GIVEN RECORDS
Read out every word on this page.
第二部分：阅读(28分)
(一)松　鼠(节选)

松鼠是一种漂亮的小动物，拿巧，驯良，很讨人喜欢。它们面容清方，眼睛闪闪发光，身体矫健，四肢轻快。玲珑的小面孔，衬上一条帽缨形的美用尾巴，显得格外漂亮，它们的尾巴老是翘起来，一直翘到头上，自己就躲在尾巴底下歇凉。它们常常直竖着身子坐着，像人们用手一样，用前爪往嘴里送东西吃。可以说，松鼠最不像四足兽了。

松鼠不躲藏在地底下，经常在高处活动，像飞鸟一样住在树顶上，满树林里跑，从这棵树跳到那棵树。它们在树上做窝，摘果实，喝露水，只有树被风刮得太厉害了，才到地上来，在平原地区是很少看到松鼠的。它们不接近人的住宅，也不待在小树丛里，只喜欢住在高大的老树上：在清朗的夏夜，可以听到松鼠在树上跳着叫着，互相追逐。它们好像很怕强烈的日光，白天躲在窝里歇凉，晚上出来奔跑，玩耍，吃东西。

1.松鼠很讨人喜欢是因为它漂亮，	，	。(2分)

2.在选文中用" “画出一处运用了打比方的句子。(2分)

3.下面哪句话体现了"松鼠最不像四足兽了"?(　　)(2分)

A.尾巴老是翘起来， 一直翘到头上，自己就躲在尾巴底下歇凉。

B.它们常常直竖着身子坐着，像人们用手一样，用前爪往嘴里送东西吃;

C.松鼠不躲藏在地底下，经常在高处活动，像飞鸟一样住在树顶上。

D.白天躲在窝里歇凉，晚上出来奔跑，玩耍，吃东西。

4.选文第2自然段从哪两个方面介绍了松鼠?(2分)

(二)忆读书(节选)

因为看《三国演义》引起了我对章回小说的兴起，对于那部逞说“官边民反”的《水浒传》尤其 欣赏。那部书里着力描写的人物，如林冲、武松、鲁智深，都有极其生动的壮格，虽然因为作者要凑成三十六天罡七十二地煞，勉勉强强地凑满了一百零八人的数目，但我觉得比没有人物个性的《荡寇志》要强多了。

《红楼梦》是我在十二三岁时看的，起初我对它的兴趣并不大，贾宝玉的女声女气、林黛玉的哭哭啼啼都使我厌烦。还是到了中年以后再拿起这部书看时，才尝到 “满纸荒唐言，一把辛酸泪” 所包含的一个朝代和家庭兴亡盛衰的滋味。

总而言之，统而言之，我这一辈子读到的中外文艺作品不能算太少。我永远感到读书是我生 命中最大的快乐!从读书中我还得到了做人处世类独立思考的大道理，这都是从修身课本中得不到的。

REQUIRED WORK
Quote each line of the listing above exactly.

TASK RESPONSE
Read out every word on this page.
第二部分：阅读(28分)
(一)松　鼠(节选)

松鼠是一种漂亮的小动物，拿巧，驯良，很讨人喜欢。它们面容清方，眼睛闪闪发光，身体矫健，四肢轻快。玲珑的小面孔，衬上一条帽缨形的美用尾巴，显得格外漂亮，它们的尾巴老是翘起来，一直翘到头上，自己就躲在尾巴底下歇凉。它们常常直竖着身子坐着，像人们用手一样，用前爪往嘴里送东西吃。可以说，松鼠最不像四足兽了。

松鼠不躲藏在地底下，经常在高处活动，像飞鸟一样住在树顶上，满树林里跑，从这棵树跳到那棵树。它们在树上做窝，摘果实，喝露水，只有树被风刮得太厉害了，才到地上来，在平原地区是很少看到松鼠的。它们不接近人的住宅，也不待在小树丛里，只喜欢住在高大的老树上：在清朗的夏夜，可以听到松鼠在树上跳着叫着，互相追逐。它们好像很怕强烈的日光，白天躲在窝里歇凉，晚上出来奔跑，玩耍，吃东西。

1.松鼠很讨人喜欢是因为它漂亮，	，	。(2分)

2.在选文中用" “画出一处运用了打比方的句子。(2分)

3.下面哪句话体现了"松鼠最不像四足兽了"?(　　)(2分)

A.尾巴老是翘起来， 一直翘到头上，自己就躲在尾巴底下歇凉。

B.它们常常直竖着身子坐着，像人们用手一样，用前爪往嘴里送东西吃;

C.松鼠不躲藏在地底下，经常在高处活动，像飞鸟一样住在树顶上。

D.白天躲在窝里歇凉，晚上出来奔跑，玩耍，吃东西。

4.选文第2自然段从哪两个方面介绍了松鼠?(2分)

(二)忆读书(节选)

因为看《三国演义》引起了我对章回小说的兴起，对于那部逞说“官边民反”的《水浒传》尤其 欣赏。那部书里着力描写的人物，如林冲、武松、鲁智深，都有极其生动的壮格，虽然因为作者要凑成三十六天罡七十二地煞，勉勉强强地凑满了一百零八人的数目，但我觉得比没有人物个性的《荡寇志》要强多了。

《红楼梦》是我在十二三岁时看的，起初我对它的兴趣并不大，贾宝玉的女声女气、林黛玉的哭哭啼啼都使我厌烦。还是到了中年以后再拿起这部书看时，才尝到 “满纸荒唐言，一把辛酸泪” 所包含的一个朝代和家庭兴亡盛衰的滋味。

总而言之，统而言之，我这一辈子读到的中外文艺作品不能算太少。我永远感到读书是我生 命中最大的快乐!从读书中我还得到了做人处世类独立思考的大道理，这都是从修身课本中得不到的。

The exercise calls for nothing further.